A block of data
╔══
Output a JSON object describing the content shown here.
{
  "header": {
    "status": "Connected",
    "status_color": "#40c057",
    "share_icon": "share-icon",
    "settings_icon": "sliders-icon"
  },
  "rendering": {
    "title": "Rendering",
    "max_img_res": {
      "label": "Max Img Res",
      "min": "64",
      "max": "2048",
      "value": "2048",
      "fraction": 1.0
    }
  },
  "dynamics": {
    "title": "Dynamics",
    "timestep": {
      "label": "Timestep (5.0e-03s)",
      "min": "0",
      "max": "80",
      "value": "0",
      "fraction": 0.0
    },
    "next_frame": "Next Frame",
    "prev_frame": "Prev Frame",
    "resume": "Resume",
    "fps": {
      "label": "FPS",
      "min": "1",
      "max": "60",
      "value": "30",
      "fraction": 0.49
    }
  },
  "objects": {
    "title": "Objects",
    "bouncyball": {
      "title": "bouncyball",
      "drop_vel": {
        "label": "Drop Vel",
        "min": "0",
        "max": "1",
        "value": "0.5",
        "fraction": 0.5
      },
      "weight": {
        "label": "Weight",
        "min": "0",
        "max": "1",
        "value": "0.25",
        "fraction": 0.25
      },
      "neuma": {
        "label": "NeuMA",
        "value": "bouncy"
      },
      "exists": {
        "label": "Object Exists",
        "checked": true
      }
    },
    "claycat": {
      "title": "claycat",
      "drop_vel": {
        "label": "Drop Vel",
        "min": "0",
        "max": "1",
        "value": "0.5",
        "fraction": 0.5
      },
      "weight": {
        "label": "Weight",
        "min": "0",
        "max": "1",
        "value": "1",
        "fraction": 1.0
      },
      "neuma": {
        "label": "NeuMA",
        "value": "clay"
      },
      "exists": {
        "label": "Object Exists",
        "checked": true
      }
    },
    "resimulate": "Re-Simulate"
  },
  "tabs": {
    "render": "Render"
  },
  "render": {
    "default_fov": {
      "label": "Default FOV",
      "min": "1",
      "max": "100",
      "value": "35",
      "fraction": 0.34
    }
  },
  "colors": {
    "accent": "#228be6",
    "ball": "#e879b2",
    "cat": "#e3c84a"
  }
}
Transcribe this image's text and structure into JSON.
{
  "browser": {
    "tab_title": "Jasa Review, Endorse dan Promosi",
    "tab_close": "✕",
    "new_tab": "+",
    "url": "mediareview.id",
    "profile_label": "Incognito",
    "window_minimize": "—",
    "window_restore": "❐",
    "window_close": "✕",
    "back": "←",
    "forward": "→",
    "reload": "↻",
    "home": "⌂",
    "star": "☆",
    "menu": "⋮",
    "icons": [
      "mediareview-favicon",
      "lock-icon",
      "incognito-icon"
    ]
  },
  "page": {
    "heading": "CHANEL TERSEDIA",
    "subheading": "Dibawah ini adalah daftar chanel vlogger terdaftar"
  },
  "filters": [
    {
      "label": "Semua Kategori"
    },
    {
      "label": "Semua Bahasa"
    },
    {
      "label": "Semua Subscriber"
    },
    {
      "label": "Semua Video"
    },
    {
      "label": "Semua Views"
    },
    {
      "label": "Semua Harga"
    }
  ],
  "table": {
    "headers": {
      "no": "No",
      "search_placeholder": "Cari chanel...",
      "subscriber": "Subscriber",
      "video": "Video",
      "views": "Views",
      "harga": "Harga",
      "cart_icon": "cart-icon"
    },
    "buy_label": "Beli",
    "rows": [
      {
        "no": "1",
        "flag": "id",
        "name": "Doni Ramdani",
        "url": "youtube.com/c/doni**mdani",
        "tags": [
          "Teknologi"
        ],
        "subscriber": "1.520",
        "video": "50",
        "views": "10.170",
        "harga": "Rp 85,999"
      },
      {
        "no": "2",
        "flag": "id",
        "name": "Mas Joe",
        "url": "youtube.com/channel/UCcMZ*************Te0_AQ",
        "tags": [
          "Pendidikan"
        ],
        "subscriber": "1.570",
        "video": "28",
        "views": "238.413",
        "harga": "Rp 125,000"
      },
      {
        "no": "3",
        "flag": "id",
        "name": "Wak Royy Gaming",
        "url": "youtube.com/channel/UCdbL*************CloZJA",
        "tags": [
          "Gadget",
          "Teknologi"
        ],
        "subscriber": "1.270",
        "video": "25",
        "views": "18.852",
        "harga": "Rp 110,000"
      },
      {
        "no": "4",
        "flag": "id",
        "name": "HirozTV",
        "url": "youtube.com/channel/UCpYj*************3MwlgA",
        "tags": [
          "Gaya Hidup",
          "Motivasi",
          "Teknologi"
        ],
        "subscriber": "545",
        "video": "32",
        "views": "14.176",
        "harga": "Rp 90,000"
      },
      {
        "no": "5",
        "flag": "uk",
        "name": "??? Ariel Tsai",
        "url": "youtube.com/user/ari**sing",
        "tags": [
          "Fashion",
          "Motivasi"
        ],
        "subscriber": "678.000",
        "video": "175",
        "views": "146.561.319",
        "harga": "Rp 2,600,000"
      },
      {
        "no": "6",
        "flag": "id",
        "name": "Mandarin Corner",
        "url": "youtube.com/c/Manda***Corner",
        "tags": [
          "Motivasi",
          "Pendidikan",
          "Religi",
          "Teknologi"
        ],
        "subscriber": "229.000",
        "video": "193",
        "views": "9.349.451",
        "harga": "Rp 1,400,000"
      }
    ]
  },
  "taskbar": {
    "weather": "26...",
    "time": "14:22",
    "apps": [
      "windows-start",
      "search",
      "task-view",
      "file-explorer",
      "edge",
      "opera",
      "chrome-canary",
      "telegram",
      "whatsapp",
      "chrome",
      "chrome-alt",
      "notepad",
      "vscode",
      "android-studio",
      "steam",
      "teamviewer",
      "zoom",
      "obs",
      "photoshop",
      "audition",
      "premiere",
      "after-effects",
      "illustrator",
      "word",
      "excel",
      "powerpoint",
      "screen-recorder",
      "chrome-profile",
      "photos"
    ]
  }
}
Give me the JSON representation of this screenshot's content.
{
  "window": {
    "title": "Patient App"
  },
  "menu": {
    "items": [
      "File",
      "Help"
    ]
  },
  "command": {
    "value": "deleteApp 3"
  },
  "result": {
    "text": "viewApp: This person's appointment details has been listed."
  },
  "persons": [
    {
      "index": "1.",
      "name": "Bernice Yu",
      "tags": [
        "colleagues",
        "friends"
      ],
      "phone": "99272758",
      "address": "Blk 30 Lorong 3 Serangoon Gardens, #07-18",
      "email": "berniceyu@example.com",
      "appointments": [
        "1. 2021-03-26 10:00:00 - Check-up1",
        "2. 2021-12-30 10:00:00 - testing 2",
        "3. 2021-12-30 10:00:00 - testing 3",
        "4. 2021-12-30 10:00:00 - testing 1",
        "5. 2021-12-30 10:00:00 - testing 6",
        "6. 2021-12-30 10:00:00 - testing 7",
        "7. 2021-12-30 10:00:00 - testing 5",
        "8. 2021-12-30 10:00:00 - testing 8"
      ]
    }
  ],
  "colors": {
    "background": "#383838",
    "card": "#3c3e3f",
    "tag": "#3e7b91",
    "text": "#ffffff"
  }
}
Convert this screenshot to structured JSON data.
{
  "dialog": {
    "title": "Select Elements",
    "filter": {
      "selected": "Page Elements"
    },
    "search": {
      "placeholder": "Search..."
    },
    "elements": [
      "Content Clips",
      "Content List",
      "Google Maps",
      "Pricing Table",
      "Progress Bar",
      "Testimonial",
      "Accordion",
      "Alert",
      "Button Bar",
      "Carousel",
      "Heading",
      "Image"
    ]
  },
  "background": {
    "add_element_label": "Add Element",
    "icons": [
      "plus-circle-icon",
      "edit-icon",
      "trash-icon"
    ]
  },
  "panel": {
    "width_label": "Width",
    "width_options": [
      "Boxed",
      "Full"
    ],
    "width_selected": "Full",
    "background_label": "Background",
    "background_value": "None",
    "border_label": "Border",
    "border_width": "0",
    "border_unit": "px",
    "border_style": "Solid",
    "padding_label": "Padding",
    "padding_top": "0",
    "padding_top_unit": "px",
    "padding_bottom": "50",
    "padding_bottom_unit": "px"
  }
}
╚══
What you need to do
Where a line holds "mediareview", copy it out.

Full solution
    "url": "mediareview.id",
      "mediareview-favicon",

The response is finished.